## start Stored rows
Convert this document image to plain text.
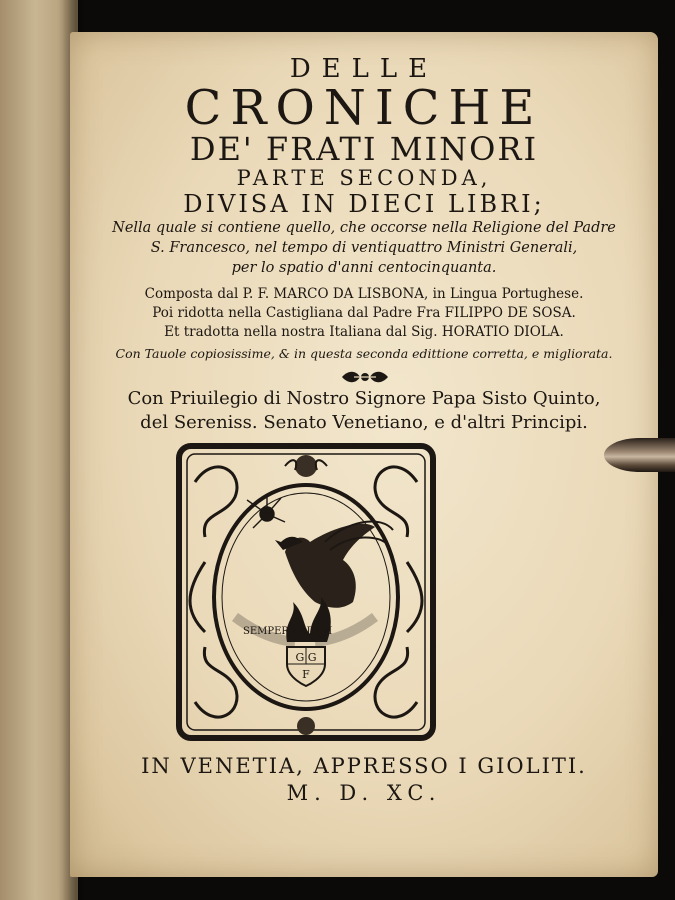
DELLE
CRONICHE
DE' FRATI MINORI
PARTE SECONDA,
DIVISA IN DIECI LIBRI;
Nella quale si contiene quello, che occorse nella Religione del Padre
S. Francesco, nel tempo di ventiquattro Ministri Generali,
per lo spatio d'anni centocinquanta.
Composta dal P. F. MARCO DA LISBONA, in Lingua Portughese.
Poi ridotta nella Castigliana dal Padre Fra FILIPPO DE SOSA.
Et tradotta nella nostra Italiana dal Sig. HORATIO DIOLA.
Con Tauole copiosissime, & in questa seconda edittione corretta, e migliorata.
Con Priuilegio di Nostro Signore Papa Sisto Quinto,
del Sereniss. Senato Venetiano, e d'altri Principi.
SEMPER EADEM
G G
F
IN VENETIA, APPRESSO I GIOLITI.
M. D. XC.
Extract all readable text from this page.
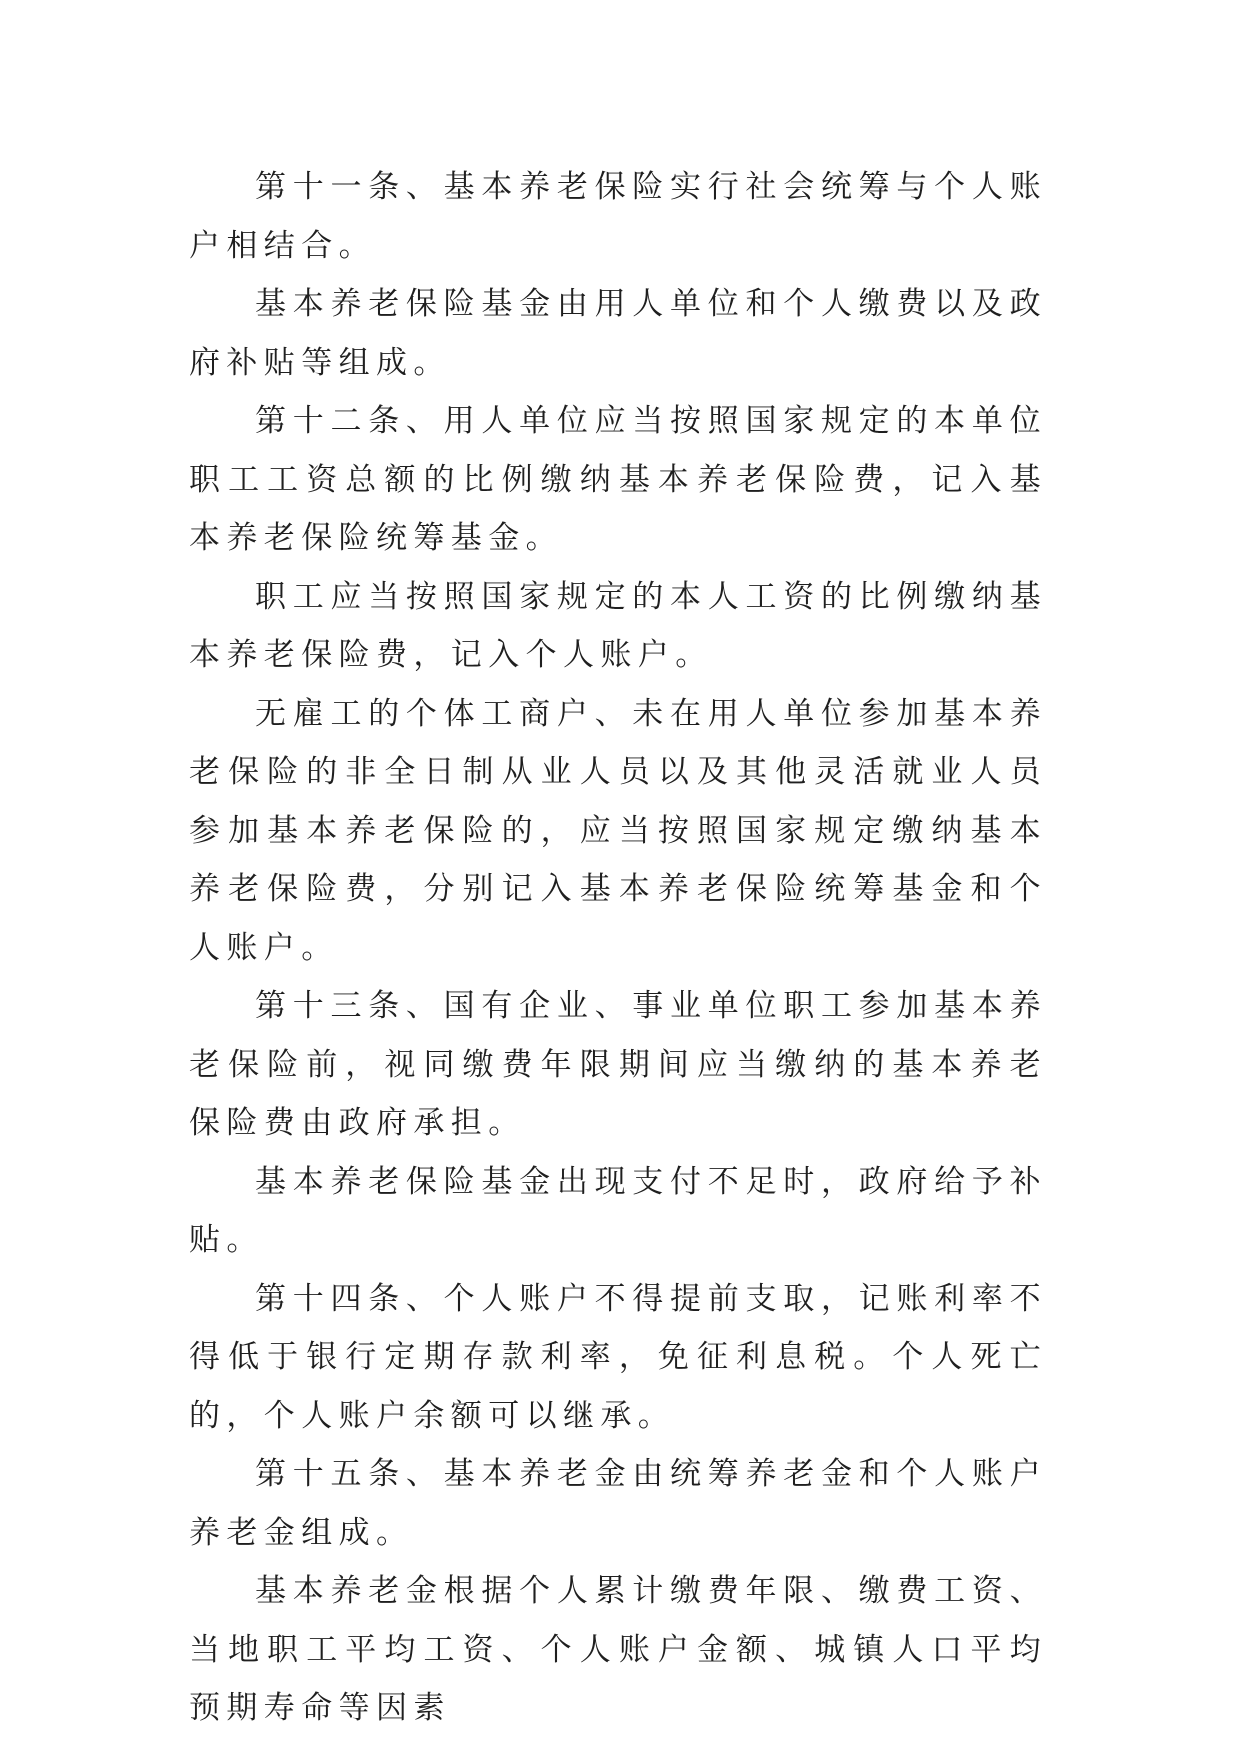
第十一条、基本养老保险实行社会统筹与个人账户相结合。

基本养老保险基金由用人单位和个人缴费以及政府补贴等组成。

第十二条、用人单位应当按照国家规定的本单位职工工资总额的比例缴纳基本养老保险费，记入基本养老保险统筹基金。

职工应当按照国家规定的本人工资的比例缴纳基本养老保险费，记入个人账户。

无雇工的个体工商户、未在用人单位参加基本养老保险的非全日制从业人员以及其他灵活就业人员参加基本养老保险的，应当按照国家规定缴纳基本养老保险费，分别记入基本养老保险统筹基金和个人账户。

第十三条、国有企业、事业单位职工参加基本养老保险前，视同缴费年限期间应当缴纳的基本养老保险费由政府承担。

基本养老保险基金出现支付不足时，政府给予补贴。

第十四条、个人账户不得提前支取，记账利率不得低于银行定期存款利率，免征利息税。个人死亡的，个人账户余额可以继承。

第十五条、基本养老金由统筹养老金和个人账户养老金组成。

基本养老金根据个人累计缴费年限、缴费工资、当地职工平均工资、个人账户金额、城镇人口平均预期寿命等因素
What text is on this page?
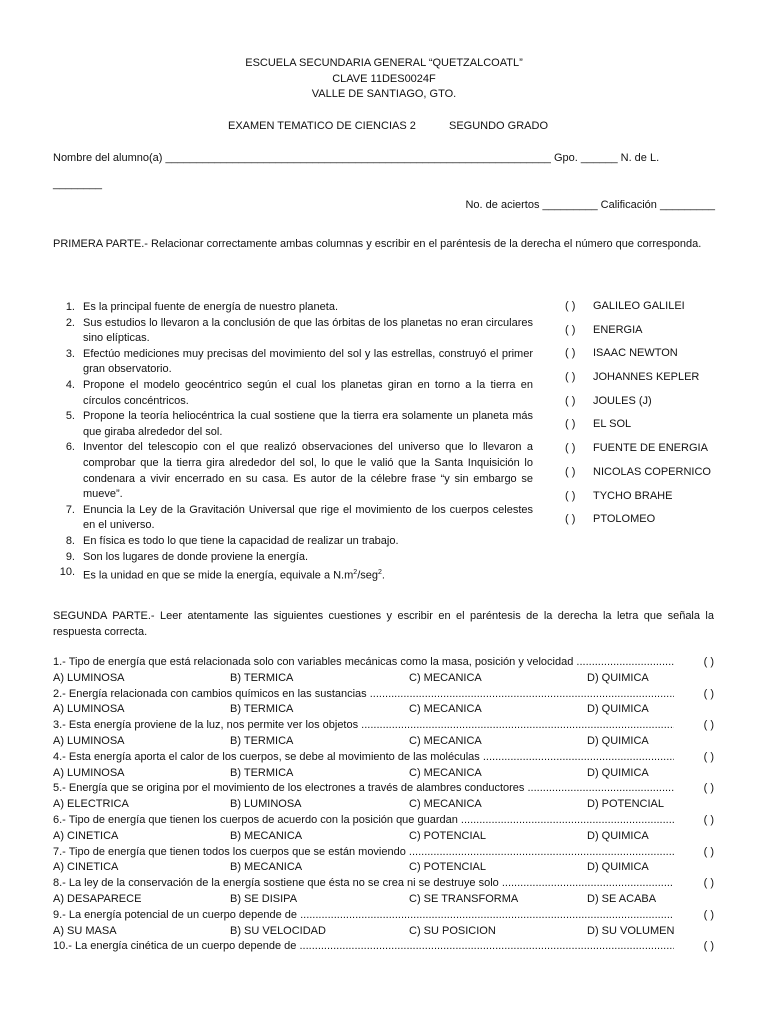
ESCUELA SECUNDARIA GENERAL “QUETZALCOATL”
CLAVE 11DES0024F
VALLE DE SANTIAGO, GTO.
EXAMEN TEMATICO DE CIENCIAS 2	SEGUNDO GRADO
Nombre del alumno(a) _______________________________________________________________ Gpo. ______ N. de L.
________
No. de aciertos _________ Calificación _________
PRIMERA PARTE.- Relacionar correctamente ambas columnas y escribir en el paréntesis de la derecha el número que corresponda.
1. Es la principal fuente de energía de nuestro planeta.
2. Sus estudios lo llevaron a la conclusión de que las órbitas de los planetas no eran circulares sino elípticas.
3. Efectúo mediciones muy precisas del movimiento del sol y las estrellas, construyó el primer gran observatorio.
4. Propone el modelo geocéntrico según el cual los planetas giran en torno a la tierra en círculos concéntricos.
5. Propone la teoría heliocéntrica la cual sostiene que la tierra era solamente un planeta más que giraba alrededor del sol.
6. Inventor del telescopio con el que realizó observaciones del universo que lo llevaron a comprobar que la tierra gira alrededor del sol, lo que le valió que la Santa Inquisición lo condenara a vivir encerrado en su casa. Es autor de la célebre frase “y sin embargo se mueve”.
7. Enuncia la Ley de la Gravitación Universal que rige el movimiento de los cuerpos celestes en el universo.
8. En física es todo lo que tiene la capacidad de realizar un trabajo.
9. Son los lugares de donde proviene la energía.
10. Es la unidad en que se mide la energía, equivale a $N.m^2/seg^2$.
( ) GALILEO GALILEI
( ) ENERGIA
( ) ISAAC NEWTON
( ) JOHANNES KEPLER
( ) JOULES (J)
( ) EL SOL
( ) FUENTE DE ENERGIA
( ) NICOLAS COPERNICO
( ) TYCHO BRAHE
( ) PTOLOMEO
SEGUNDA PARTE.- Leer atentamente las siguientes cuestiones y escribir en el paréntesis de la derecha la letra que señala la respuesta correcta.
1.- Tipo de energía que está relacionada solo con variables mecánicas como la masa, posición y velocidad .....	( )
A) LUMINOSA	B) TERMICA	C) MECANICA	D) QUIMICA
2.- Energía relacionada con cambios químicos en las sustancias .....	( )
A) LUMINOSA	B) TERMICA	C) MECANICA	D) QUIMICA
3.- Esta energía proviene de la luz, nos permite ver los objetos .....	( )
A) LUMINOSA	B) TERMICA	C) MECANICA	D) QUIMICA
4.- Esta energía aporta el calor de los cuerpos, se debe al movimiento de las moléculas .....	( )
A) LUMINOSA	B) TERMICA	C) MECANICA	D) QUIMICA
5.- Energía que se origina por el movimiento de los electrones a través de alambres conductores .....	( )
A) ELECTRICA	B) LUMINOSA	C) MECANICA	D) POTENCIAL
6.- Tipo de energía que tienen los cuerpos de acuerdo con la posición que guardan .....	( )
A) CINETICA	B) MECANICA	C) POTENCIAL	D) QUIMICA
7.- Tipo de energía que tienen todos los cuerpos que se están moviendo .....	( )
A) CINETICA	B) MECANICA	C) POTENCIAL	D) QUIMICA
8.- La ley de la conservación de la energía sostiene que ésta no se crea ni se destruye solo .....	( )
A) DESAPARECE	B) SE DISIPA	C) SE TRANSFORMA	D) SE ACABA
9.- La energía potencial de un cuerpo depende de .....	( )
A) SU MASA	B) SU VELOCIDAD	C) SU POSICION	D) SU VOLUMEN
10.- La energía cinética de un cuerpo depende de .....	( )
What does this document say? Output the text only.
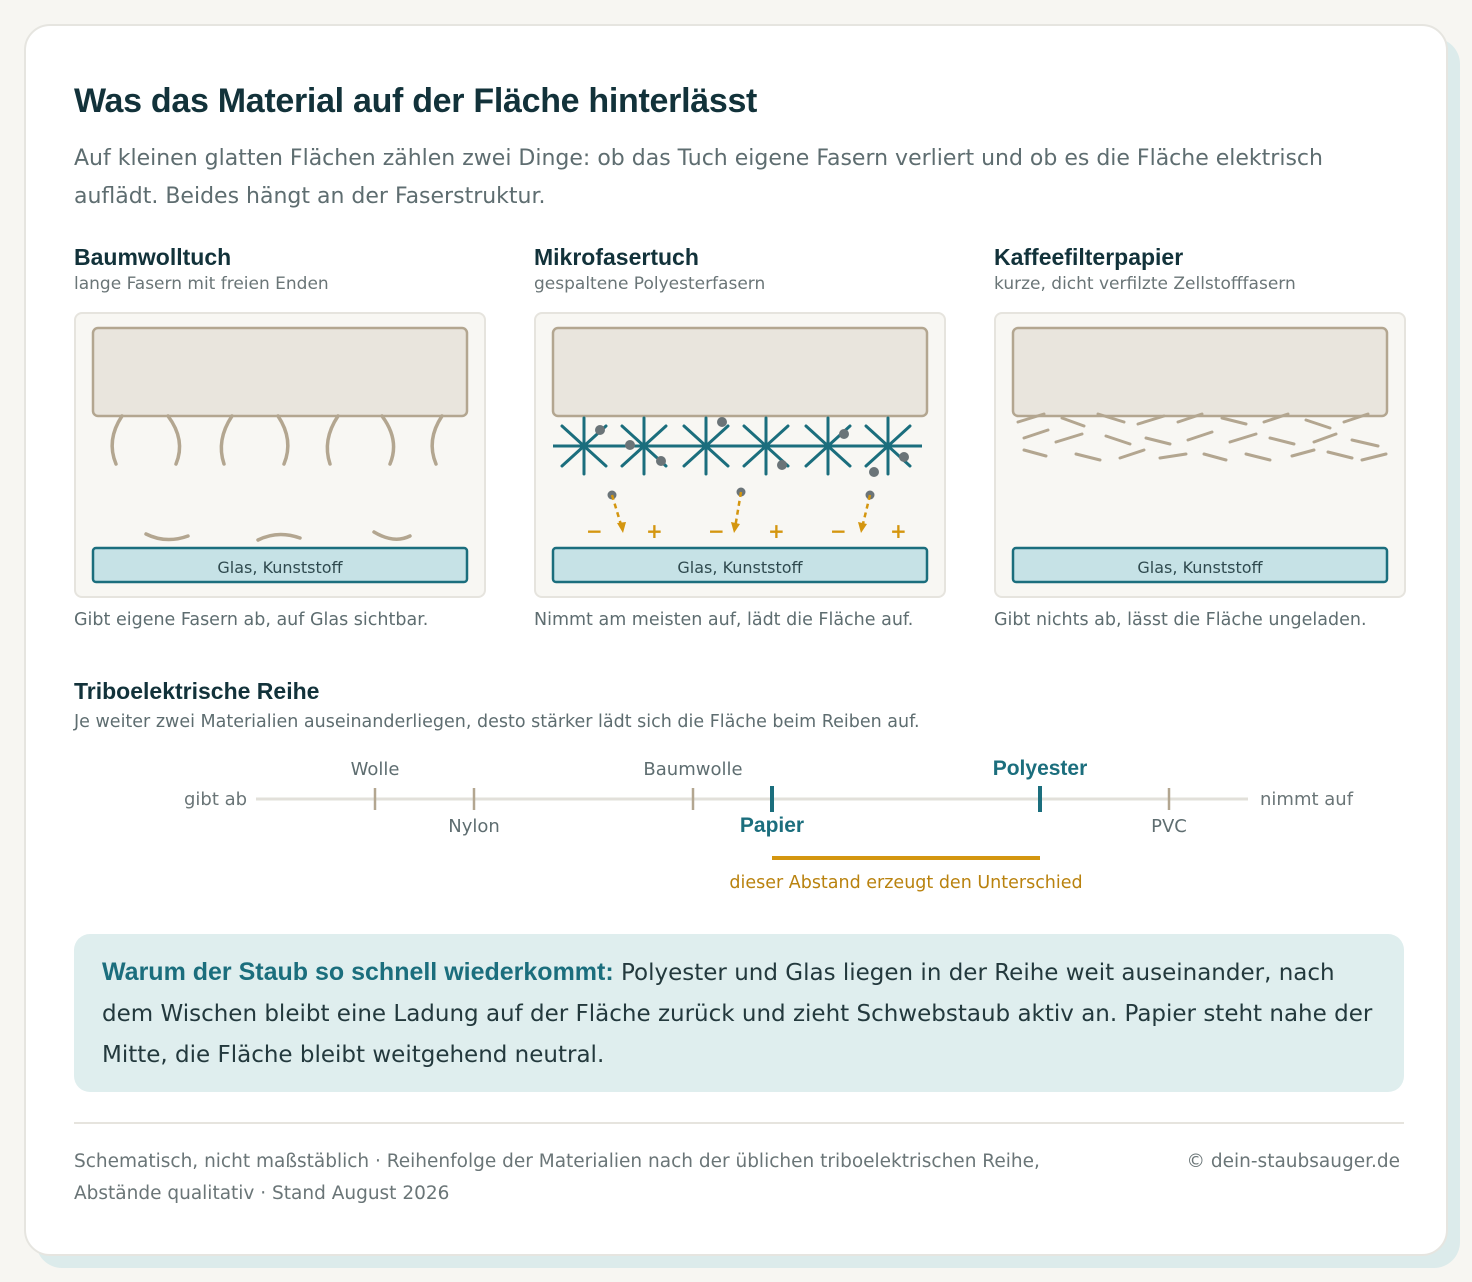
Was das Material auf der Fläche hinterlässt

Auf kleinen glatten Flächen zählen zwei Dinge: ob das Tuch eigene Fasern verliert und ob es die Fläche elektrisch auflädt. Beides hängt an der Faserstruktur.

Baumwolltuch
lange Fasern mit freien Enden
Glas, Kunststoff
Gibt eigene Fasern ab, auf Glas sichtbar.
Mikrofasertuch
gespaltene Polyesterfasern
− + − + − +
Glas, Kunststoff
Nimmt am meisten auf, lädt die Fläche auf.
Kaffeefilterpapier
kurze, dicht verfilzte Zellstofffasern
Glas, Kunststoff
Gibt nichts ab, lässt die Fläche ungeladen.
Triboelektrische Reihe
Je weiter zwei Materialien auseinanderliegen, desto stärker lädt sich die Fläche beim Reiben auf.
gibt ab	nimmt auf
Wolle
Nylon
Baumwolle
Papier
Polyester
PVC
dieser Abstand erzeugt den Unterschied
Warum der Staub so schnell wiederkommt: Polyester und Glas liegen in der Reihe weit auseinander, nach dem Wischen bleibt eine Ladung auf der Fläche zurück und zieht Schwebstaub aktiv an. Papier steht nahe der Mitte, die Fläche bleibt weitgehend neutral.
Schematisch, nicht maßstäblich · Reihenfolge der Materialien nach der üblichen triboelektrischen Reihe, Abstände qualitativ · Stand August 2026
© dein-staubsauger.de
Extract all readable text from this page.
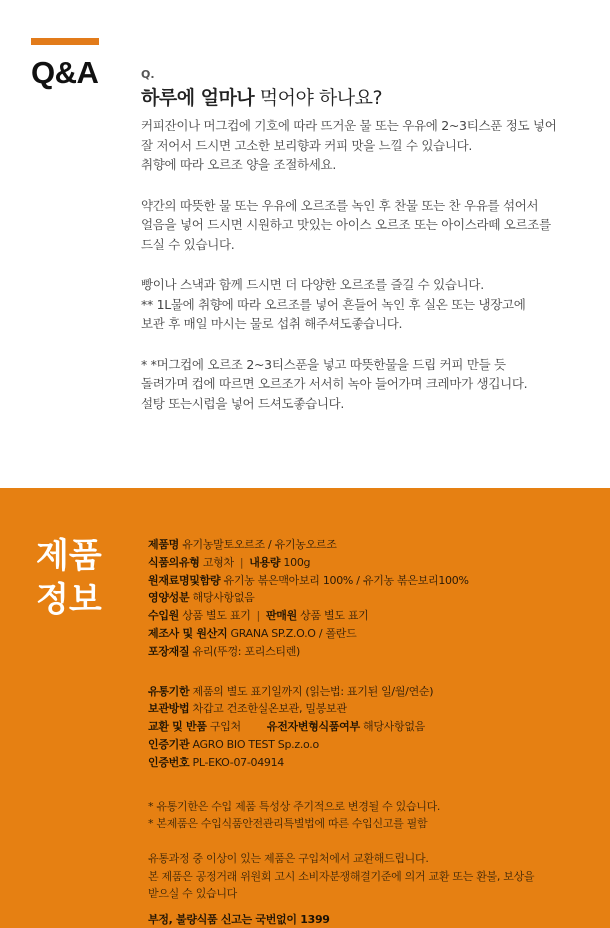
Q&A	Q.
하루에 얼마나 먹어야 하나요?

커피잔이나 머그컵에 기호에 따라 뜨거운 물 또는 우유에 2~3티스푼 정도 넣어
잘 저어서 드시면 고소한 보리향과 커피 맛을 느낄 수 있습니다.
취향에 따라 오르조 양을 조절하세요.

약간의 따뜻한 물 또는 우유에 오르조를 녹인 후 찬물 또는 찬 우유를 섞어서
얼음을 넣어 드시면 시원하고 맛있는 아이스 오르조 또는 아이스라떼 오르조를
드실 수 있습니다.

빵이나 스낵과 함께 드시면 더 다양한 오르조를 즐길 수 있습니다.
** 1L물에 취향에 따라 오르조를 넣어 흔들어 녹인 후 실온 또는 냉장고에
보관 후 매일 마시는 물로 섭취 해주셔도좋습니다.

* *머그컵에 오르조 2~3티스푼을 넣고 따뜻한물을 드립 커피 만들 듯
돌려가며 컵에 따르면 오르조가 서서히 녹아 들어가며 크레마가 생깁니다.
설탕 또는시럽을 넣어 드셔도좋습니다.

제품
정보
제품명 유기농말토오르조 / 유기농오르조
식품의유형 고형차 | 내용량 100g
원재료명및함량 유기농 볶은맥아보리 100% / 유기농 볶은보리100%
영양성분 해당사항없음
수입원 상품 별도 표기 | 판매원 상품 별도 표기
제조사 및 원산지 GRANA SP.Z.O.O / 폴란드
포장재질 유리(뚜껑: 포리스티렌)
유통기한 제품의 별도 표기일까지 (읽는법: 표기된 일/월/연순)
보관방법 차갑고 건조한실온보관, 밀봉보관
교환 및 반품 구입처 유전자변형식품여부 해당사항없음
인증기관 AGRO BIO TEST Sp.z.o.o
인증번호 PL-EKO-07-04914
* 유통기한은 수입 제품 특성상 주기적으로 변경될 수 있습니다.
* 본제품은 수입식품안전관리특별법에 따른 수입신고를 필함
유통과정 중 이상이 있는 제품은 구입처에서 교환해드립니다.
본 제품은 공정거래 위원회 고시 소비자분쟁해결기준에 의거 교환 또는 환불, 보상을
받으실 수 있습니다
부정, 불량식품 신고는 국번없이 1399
## end Stored rows
- [Aim of the exercise] Scan the data for the word "머그컵에" and copy every line where it shows up.

- [Task response]
커피잔이나 머그컵에 기호에 따라 뜨거운 물 또는 우유에 2~3티스푼 정도 넣어
* *머그컵에 오르조 2~3티스푼을 넣고 따뜻한물을 드립 커피 만들 듯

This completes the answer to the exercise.